Your objective ▸ Your reply should be a single number: how many lines contain the string "wurde".
START
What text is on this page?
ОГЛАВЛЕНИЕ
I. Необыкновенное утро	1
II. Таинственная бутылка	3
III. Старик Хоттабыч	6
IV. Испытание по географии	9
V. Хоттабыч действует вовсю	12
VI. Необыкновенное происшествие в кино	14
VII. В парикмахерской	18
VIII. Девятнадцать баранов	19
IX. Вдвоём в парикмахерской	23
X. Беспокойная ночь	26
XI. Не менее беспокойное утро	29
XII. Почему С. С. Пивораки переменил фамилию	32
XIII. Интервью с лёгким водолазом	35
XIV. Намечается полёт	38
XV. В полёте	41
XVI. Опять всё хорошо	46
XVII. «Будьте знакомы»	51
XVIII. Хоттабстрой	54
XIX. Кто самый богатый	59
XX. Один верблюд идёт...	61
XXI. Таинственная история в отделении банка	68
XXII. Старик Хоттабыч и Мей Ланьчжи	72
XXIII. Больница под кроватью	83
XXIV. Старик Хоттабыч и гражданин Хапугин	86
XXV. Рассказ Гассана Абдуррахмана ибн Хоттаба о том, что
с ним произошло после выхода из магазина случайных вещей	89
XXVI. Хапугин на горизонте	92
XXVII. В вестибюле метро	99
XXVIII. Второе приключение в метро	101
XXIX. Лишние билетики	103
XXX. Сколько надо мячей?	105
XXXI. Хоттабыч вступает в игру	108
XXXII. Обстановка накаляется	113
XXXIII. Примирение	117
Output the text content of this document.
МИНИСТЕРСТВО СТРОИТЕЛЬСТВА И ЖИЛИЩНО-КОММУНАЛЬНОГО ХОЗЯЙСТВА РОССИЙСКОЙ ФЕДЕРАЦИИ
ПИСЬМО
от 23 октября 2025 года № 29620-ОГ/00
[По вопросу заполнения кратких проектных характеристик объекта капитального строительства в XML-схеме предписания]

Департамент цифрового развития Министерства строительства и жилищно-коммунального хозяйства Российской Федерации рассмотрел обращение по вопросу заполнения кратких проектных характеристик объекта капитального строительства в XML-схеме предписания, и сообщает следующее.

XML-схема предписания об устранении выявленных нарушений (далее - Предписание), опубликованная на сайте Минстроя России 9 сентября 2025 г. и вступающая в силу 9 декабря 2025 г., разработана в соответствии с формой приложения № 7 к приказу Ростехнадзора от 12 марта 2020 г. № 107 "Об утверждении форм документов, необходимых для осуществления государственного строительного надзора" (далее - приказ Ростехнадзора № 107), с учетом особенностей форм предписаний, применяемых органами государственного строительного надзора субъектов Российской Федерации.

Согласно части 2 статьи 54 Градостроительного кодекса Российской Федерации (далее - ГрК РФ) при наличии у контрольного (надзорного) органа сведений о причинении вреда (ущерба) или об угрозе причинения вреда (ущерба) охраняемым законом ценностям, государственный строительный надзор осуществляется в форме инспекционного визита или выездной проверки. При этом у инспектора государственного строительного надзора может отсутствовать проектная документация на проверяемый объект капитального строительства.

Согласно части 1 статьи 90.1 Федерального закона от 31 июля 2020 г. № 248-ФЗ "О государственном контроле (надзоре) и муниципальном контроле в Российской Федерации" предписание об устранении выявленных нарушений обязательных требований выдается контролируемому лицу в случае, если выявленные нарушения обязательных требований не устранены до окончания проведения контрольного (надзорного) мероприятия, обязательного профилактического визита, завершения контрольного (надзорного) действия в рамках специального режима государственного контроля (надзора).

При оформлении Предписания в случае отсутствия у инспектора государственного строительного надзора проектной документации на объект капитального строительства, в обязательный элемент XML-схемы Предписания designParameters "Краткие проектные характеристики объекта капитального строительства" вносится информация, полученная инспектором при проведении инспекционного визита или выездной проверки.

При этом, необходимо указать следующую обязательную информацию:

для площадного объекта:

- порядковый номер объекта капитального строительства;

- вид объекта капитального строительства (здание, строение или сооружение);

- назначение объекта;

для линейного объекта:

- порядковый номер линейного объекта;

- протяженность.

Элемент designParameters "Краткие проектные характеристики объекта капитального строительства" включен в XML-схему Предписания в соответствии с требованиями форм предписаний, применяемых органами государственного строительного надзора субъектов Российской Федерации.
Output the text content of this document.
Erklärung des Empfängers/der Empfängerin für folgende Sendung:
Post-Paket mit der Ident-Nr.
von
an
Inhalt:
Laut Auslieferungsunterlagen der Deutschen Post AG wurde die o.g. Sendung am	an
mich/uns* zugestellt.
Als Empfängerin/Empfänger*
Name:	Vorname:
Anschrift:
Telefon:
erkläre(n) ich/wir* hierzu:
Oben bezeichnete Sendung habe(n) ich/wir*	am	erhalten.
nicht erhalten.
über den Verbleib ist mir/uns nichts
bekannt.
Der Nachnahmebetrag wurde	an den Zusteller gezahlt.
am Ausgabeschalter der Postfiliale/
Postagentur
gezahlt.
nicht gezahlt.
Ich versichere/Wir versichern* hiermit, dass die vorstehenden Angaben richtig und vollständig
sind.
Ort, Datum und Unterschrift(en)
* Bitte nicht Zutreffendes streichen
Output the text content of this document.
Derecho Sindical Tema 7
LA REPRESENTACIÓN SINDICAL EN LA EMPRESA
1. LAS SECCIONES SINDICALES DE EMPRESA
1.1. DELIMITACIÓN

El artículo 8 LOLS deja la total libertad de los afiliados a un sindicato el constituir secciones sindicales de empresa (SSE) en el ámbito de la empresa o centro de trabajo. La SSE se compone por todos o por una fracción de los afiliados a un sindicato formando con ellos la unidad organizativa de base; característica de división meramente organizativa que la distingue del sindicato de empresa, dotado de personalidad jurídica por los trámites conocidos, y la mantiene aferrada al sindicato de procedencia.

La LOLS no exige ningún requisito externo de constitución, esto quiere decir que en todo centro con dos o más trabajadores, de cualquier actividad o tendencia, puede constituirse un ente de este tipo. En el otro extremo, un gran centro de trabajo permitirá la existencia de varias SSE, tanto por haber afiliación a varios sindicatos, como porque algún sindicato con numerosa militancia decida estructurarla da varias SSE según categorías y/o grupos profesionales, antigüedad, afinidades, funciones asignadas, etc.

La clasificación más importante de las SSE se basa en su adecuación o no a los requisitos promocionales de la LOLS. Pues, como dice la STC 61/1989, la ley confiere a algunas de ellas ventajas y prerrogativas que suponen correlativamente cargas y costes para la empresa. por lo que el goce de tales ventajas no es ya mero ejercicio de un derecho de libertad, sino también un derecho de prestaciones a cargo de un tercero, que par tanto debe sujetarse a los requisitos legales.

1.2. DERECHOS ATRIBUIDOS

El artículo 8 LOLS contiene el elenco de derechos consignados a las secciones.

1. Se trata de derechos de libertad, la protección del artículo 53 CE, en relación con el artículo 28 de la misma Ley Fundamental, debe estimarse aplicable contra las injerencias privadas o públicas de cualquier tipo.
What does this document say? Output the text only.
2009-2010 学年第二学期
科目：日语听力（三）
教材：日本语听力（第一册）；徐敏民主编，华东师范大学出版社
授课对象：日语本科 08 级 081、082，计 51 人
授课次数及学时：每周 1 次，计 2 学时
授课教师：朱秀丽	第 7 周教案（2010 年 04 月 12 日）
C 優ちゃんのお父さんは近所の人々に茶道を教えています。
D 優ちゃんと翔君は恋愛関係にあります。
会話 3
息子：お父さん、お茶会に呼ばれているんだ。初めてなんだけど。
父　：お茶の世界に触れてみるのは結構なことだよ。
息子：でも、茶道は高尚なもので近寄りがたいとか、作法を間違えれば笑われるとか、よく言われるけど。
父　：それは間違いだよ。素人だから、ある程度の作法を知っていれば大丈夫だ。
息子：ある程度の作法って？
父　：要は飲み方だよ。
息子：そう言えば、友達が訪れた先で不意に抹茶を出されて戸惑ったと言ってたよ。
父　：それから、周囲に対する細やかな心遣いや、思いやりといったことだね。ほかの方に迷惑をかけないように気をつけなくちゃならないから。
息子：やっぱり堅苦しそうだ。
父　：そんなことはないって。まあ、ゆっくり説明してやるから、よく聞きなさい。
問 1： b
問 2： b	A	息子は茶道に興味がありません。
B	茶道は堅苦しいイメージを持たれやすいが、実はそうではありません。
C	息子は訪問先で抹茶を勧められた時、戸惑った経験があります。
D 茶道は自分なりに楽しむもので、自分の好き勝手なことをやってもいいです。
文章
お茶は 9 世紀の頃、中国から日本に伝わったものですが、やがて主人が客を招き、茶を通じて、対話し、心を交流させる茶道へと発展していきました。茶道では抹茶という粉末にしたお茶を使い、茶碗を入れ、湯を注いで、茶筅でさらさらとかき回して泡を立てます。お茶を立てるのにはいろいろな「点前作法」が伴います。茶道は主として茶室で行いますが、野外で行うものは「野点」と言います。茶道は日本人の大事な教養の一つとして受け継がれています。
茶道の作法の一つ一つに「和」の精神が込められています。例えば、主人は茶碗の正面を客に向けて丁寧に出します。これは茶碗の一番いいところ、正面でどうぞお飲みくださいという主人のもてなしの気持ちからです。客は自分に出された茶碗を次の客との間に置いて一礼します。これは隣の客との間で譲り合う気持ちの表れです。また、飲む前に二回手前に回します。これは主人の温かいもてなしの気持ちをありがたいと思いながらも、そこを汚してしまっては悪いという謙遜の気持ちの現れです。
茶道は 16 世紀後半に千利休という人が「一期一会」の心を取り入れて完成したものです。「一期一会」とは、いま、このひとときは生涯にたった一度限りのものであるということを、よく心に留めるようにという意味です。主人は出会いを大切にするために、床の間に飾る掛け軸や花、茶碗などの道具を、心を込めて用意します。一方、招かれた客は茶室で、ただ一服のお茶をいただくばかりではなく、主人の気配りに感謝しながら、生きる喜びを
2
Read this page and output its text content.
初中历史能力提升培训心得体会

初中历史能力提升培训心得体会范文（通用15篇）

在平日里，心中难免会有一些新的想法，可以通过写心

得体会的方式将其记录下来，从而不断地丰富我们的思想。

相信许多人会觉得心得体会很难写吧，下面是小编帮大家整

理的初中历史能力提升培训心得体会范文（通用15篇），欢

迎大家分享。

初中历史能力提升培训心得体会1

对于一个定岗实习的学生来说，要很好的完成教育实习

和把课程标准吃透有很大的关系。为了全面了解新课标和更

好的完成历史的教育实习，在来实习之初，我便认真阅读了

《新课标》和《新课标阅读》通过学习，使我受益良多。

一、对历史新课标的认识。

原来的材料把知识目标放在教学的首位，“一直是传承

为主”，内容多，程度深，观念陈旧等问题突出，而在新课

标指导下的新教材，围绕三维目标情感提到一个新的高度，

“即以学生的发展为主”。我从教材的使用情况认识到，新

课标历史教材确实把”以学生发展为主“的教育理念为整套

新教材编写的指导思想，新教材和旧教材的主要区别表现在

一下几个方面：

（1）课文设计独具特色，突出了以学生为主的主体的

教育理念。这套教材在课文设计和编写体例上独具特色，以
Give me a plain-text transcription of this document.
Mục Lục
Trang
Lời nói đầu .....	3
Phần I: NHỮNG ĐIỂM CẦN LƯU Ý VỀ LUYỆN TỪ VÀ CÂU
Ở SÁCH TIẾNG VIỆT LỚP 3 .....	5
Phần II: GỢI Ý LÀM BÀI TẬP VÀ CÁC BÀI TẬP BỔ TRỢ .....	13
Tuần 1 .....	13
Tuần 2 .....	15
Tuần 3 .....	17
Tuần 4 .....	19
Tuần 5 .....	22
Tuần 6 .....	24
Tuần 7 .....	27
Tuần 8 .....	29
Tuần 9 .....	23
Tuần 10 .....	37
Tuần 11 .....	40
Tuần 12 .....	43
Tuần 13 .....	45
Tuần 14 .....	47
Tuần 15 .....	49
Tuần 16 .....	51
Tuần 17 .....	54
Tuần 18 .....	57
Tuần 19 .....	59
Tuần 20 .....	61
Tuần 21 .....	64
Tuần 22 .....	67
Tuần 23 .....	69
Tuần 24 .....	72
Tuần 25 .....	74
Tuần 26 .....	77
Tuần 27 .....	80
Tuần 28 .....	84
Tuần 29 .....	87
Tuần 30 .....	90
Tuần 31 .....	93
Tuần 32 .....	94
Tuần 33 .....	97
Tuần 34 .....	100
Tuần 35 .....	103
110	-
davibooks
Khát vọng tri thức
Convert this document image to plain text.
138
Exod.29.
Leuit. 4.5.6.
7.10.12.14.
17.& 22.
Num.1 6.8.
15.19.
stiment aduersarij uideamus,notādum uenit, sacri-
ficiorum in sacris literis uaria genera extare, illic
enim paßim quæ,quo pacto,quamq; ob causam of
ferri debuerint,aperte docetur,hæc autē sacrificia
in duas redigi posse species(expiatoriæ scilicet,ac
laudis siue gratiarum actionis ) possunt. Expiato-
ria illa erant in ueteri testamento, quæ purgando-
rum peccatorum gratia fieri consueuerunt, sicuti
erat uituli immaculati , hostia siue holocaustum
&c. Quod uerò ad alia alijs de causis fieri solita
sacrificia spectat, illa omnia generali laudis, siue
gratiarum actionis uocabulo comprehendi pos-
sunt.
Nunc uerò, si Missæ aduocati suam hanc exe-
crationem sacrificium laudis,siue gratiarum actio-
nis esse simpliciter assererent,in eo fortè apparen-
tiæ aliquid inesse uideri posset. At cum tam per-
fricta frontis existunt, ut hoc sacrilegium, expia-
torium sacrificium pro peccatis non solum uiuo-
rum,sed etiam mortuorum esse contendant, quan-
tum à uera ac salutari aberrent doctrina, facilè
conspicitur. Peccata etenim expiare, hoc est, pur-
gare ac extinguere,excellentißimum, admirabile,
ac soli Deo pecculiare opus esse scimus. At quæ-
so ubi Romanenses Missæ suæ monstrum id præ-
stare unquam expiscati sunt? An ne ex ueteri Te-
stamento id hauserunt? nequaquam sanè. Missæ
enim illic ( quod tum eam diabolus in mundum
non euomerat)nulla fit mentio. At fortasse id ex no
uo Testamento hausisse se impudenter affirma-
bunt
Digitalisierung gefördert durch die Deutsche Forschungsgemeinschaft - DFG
END
Complete answer ▸ 2